What you should do>
Quote the records in full and leave their pictures out.

##### Information provided #####

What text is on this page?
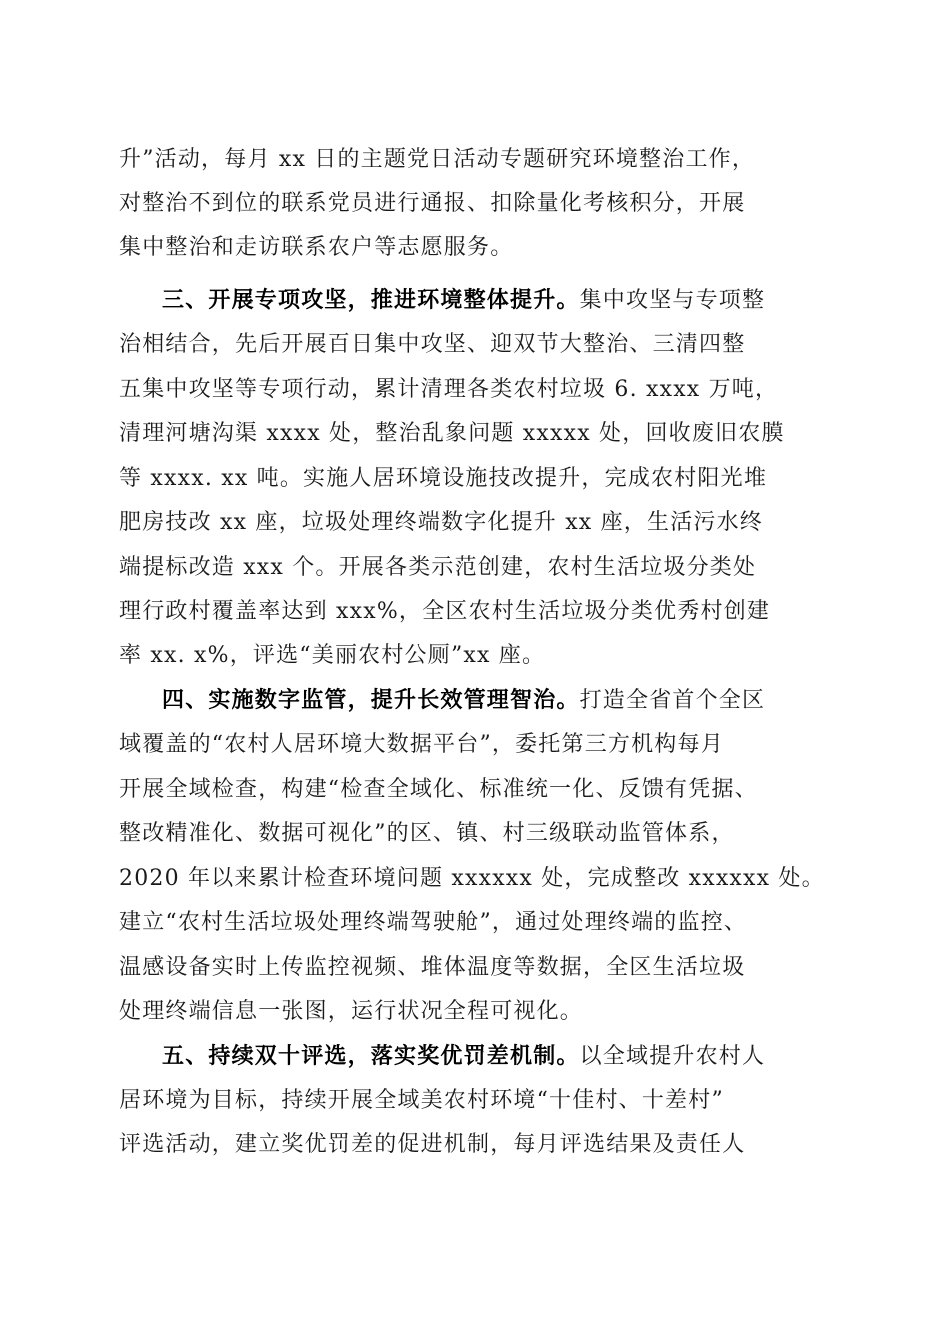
升”活动，每月 xx 日的主题党日活动专题研究环境整治工作，
对整治不到位的联系党员进行通报、扣除量化考核积分，开展
集中整治和走访联系农户等志愿服务。
三、开展专项攻坚，推进环境整体提升。集中攻坚与专项整
治相结合，先后开展百日集中攻坚、迎双节大整治、三清四整
五集中攻坚等专项行动，累计清理各类农村垃圾 6. xxxx 万吨，
清理河塘沟渠 xxxx 处，整治乱象问题 xxxxx 处，回收废旧农膜
等 xxxx. xx 吨。实施人居环境设施技改提升，完成农村阳光堆
肥房技改 xx 座，垃圾处理终端数字化提升 xx 座，生活污水终
端提标改造 xxx 个。开展各类示范创建，农村生活垃圾分类处
理行政村覆盖率达到 xxx%，全区农村生活垃圾分类优秀村创建
率 xx. x%，评选“美丽农村公厕”xx 座。
四、实施数字监管，提升长效管理智治。打造全省首个全区
域覆盖的“农村人居环境大数据平台”，委托第三方机构每月
开展全域检查，构建“检查全域化、标准统一化、反馈有凭据、
整改精准化、数据可视化”的区、镇、村三级联动监管体系，
2020 年以来累计检查环境问题 xxxxxx 处，完成整改 xxxxxx 处。
建立“农村生活垃圾处理终端驾驶舱”，通过处理终端的监控、
温感设备实时上传监控视频、堆体温度等数据，全区生活垃圾
处理终端信息一张图，运行状况全程可视化。
五、持续双十评选，落实奖优罚差机制。以全域提升农村人
居环境为目标，持续开展全域美农村环境“十佳村、十差村”
评选活动，建立奖优罚差的促进机制，每月评选结果及责任人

#####

Response below>
What text is on this page?
升”活动，每月 xx 日的主题党日活动专题研究环境整治工作，
对整治不到位的联系党员进行通报、扣除量化考核积分，开展
集中整治和走访联系农户等志愿服务。
三、开展专项攻坚，推进环境整体提升。集中攻坚与专项整
治相结合，先后开展百日集中攻坚、迎双节大整治、三清四整
五集中攻坚等专项行动，累计清理各类农村垃圾 6. xxxx 万吨，
清理河塘沟渠 xxxx 处，整治乱象问题 xxxxx 处，回收废旧农膜
等 xxxx. xx 吨。实施人居环境设施技改提升，完成农村阳光堆
肥房技改 xx 座，垃圾处理终端数字化提升 xx 座，生活污水终
端提标改造 xxx 个。开展各类示范创建，农村生活垃圾分类处
理行政村覆盖率达到 xxx%，全区农村生活垃圾分类优秀村创建
率 xx. x%，评选“美丽农村公厕”xx 座。
四、实施数字监管，提升长效管理智治。打造全省首个全区
域覆盖的“农村人居环境大数据平台”，委托第三方机构每月
开展全域检查，构建“检查全域化、标准统一化、反馈有凭据、
整改精准化、数据可视化”的区、镇、村三级联动监管体系，
2020 年以来累计检查环境问题 xxxxxx 处，完成整改 xxxxxx 处。
建立“农村生活垃圾处理终端驾驶舱”，通过处理终端的监控、
温感设备实时上传监控视频、堆体温度等数据，全区生活垃圾
处理终端信息一张图，运行状况全程可视化。
五、持续双十评选，落实奖优罚差机制。以全域提升农村人
居环境为目标，持续开展全域美农村环境“十佳村、十差村”
评选活动，建立奖优罚差的促进机制，每月评选结果及责任人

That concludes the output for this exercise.